### AIM OF THE EXERCISE:
According to the patent text, at what rate does the second belt in claim 3 advance?

### TEXT SHOWN:
----------------------------------------

US 6253438 B1
An apparatus and method for breaking connector elements between a rotatable shell and a base of a label affixed to an article. A first belt transports a labeled article at a first rate. A second belt holds the article in a nonrotatable position relative to the first belt. A third belt, advancing at a second rate different from the first rate, selectively contacts the rotatable shell of the label, causing the connection ties between the rotatable portion and the base portion to break, permitting the shell to rotate relative to the base portion.
1. An apparatus for rotating a first label layer relative to a second label layer positioned on an article, comprising:
conveyor for moving the article;
a first belt parallel to said conveyor for holding the article in fixed position relative to said conveyor to prevent rotation of the article; and
a second belt parallel to said conveyor for selectively engaging the first label layer and moving the first layer relative to the second layer.
2. The apparatus of claim 1, wherein said conveyor advances linearly at a first rate and said first belt advances linearly at a second rate equal to said first rate.
3. The apparatus of claim 2, wherein said second belt advances linearly at a third rate being greater than said first rate.
4. The apparatus of claim 3, wherein said second belt is capable of selectively engaging the article by contacting a portion of the first label layer.
5. The apparatus of claim 4, wherein the first label layer is rotatable relative to the second label layer which is affixed to the article when said second belt selectively engages the article.
6. The apparatus of claim 5, wherein the first belt is adjustable with respect to said conveyor whereby different sized articles may be held in a fixed position relative to said conveyor.
7. The apparatus of claim 6, wherein said second belt is selectively configurable in a plurality of orientations with respect to said conveyor whereby different sized and shaped articles may be selectively engaged by said second belt.
8. An apparatus for breaking connection ties between a rotatable shell and a base, the base being affixed to a container, comprising:
means for conveying the container;
means for holding the article in a fixed, non-rotating position relative to the conveyor; and
means for selectively engaging the rotatable shell and breaking the ties between the rotatable shell and the base.

----------------------------------------

### RECORDED DATA:
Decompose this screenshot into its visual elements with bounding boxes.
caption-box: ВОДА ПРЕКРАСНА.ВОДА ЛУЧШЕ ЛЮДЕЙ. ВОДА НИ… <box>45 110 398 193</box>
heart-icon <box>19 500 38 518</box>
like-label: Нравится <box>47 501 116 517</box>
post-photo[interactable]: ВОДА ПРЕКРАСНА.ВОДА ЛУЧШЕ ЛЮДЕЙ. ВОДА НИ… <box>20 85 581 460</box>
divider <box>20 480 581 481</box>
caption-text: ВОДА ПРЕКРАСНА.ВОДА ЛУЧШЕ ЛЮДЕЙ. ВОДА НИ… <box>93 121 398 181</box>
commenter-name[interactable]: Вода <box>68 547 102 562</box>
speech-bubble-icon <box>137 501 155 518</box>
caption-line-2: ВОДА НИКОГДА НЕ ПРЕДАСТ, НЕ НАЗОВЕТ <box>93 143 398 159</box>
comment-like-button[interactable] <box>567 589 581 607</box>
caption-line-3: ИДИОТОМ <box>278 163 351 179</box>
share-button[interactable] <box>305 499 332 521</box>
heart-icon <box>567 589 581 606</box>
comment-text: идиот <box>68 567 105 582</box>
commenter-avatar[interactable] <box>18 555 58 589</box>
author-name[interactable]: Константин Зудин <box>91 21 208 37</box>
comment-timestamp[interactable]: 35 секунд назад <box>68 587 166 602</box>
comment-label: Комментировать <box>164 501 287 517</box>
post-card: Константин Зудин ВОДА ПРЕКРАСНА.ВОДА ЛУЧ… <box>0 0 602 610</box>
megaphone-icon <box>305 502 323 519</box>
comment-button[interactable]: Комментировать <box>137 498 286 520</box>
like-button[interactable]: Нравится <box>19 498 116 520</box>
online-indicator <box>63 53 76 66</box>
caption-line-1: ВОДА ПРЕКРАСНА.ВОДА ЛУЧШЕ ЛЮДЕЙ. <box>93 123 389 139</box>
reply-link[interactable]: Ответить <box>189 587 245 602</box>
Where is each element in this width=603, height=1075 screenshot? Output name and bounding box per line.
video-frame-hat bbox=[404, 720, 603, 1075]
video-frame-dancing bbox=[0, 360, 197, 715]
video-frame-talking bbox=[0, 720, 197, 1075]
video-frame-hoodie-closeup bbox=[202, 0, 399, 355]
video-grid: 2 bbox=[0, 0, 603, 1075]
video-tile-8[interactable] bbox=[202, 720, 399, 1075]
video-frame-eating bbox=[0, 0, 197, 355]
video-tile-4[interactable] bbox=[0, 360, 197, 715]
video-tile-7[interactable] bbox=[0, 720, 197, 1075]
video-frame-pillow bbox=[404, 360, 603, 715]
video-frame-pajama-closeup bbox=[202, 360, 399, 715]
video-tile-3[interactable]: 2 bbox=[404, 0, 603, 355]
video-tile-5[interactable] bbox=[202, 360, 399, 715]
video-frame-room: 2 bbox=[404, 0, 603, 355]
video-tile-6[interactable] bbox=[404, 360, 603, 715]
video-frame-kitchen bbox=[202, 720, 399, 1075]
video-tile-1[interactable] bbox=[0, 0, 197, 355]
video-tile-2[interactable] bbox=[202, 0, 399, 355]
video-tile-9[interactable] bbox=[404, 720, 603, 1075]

----------------------------------------

### OUTPUT:
It advances linearly at a third rate that is greater than the first rate at which the conveyor advances.